Written request: How many lines of the data hold the word "this"? State the number and nothing else.

Material:
[start]
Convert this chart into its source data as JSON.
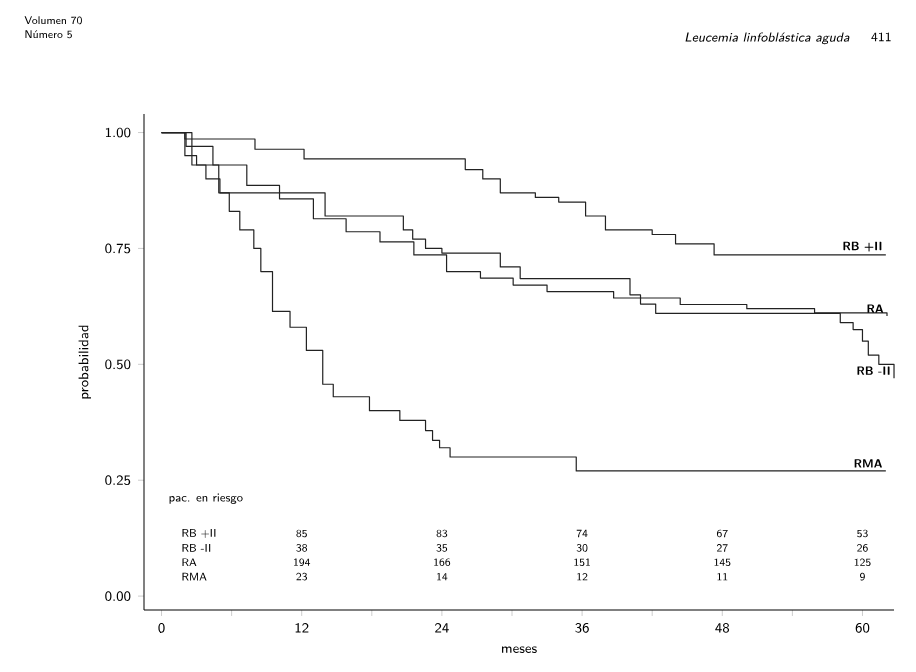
{
  "chart_data": {
    "type": "step",
    "xlabel": "meses",
    "ylabel": "probabilidad",
    "xlim": [
      -1.5,
      62.7
    ],
    "ylim": [
      -0.03,
      1.04
    ],
    "xticks": [
      0,
      {
        "value": 6,
        "label": null
      },
      12,
      {
        "value": 18,
        "label": null
      },
      24,
      {
        "value": 30,
        "label": null
      },
      36,
      {
        "value": 42,
        "label": null
      },
      48,
      {
        "value": 54,
        "label": null
      },
      60
    ],
    "yticks": [
      {
        "value": 0,
        "label": "0.00"
      },
      {
        "value": 0.25,
        "label": "0.25"
      },
      {
        "value": 0.5,
        "label": "0.50"
      },
      {
        "value": 0.75,
        "label": "0.75"
      },
      {
        "value": 1,
        "label": "1.00"
      }
    ],
    "series": [
      {
        "name": "RB +II",
        "color": "#222222",
        "x": [
          0,
          2,
          8,
          12.2,
          26,
          27.5,
          29,
          32,
          34,
          36.3,
          38,
          42,
          44,
          47.3,
          62
        ],
        "values": [
          1.0,
          0.986,
          0.964,
          0.943,
          0.92,
          0.9,
          0.87,
          0.86,
          0.85,
          0.82,
          0.79,
          0.78,
          0.76,
          0.736,
          0.736
        ]
      },
      {
        "name": "RA",
        "color": "#222222",
        "x": [
          0,
          2.1,
          4.4,
          7.3,
          10.1,
          13,
          15.8,
          18.7,
          21.6,
          24.4,
          27.3,
          30.1,
          33,
          38.7,
          44.4,
          50.1,
          55.9,
          62.1
        ],
        "values": [
          1.0,
          0.97,
          0.93,
          0.886,
          0.857,
          0.814,
          0.786,
          0.764,
          0.736,
          0.7,
          0.686,
          0.671,
          0.657,
          0.643,
          0.629,
          0.62,
          0.611,
          0.604
        ]
      },
      {
        "name": "RB -II",
        "color": "#222222",
        "x": [
          0,
          2.6,
          4.9,
          14,
          20.7,
          21.5,
          22.6,
          24,
          29,
          30.7,
          40.1,
          41,
          42.3,
          58.1,
          59.2,
          60,
          60.5,
          61.4,
          62.7
        ],
        "values": [
          1.0,
          0.93,
          0.87,
          0.82,
          0.79,
          0.77,
          0.75,
          0.74,
          0.71,
          0.685,
          0.65,
          0.63,
          0.61,
          0.59,
          0.575,
          0.55,
          0.52,
          0.5,
          0.47
        ]
      },
      {
        "name": "RMA",
        "color": "#222222",
        "x": [
          0,
          2,
          3,
          3.8,
          5,
          5.8,
          6.7,
          7.9,
          8.5,
          9.5,
          11,
          12.4,
          13.8,
          14.7,
          17.8,
          20.4,
          22.6,
          23.2,
          23.8,
          24.7,
          35.5,
          62
        ],
        "values": [
          1.0,
          0.95,
          0.93,
          0.9,
          0.87,
          0.83,
          0.79,
          0.75,
          0.7,
          0.614,
          0.58,
          0.53,
          0.457,
          0.43,
          0.4,
          0.379,
          0.357,
          0.336,
          0.32,
          0.3,
          0.27,
          0.27
        ]
      }
    ],
    "annotations": [
      "Volumen 70",
      "Número 5",
      "*Leucemia linfoblástica aguda*",
      "411",
      "pac. en riesgo",
      "RB +II",
      "85",
      "83",
      "74",
      "67",
      "53",
      "RB -II",
      "38",
      "35",
      "30",
      "27",
      "26",
      "RA",
      "194",
      "166",
      "151",
      "145",
      "125",
      "RMA",
      "23",
      "14",
      "12",
      "11",
      "9"
    ]
  }
}
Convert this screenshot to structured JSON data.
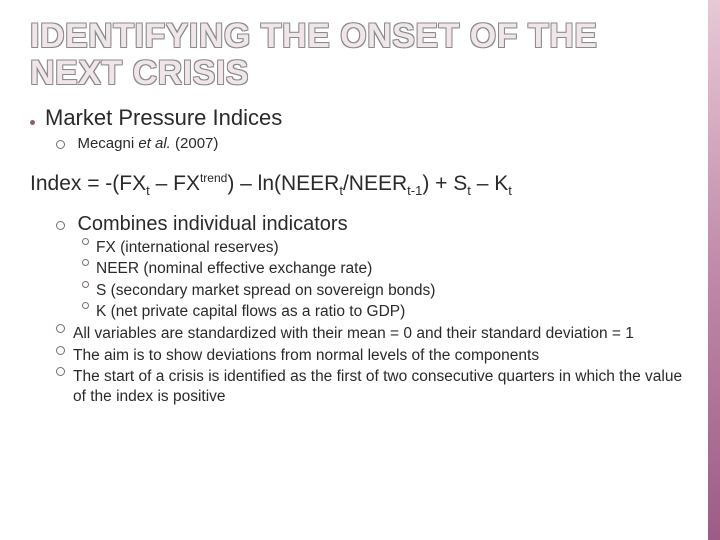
{
  "title": "IDENTIFYING THE ONSET OF THE NEXT CRISIS",
  "heading": "Market Pressure Indices",
  "citation_author": "Mecagni",
  "citation_rest_italic": "et al.",
  "citation_year": "(2007)",
  "formula_prefix": "Index = -(FX",
  "formula_t1": "t",
  "formula_mid1": " – FX",
  "formula_sup": "trend",
  "formula_mid2": ") – ln(NEER",
  "formula_t2": "t",
  "formula_slash": "/NEER",
  "formula_t3": "t-1",
  "formula_mid3": ") + S",
  "formula_t4": "t",
  "formula_mid4": " – K",
  "formula_t5": "t",
  "subheading": "Combines individual indicators",
  "defs": [
    "FX (international reserves)",
    "NEER (nominal effective exchange rate)",
    "S (secondary market spread on sovereign bonds)",
    "K (net private capital flows as a ratio to GDP)"
  ],
  "notes": [
    "All variables are standardized with their mean = 0 and their standard deviation = 1",
    "The aim is to show deviations from normal levels of the components",
    "The start of a crisis is identified as the first of two consecutive quarters in which the value of the index is positive"
  ],
  "colors": {
    "title_outline": "#8a8a8a",
    "title_fill": "#f0e6ea",
    "text": "#2a2a2a",
    "bullet": "#8a6078",
    "ring": "#7a6a74",
    "bar_top": "#e8c9d6",
    "bar_bottom": "#9d5c86",
    "background": "#ffffff"
  }
}
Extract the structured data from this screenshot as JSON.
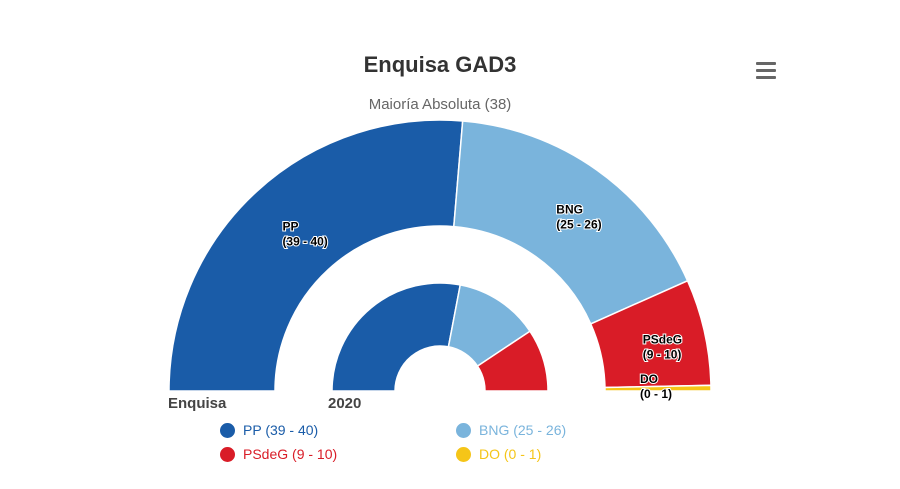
{
  "chart_data": {
    "type": "semicircle-parliament",
    "title": "Enquisa GAD3",
    "subtitle": "Maioría Absoluta (38)",
    "rings": [
      {
        "name": "Enquisa",
        "series": [
          {
            "name": "PP",
            "label": "(39 - 40)",
            "value": 39.5,
            "color": "#1a5ca8"
          },
          {
            "name": "BNG",
            "label": "(25 - 26)",
            "value": 25.5,
            "color": "#7ab4dc"
          },
          {
            "name": "PSdeG",
            "label": "(9 - 10)",
            "value": 9.5,
            "color": "#d91c27"
          },
          {
            "name": "DO",
            "label": "(0 - 1)",
            "value": 0.5,
            "color": "#f5c518"
          }
        ]
      },
      {
        "name": "2020",
        "series": [
          {
            "name": "PP",
            "value": 42,
            "color": "#1a5ca8"
          },
          {
            "name": "BNG",
            "value": 19,
            "color": "#7ab4dc"
          },
          {
            "name": "PSdeG",
            "value": 14,
            "color": "#d91c27"
          },
          {
            "name": "DO",
            "value": 0,
            "color": "#f5c518"
          }
        ]
      }
    ],
    "legend": [
      {
        "label": "PP (39 - 40)",
        "color": "#1a5ca8"
      },
      {
        "label": "BNG (25 - 26)",
        "color": "#7ab4dc"
      },
      {
        "label": "PSdeG (9 - 10)",
        "color": "#d91c27"
      },
      {
        "label": "DO (0 - 1)",
        "color": "#f5c518"
      }
    ],
    "legend_position": "bottom"
  },
  "menu": {
    "icon": "hamburger-menu-icon"
  }
}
[end]
Exercise solution: 3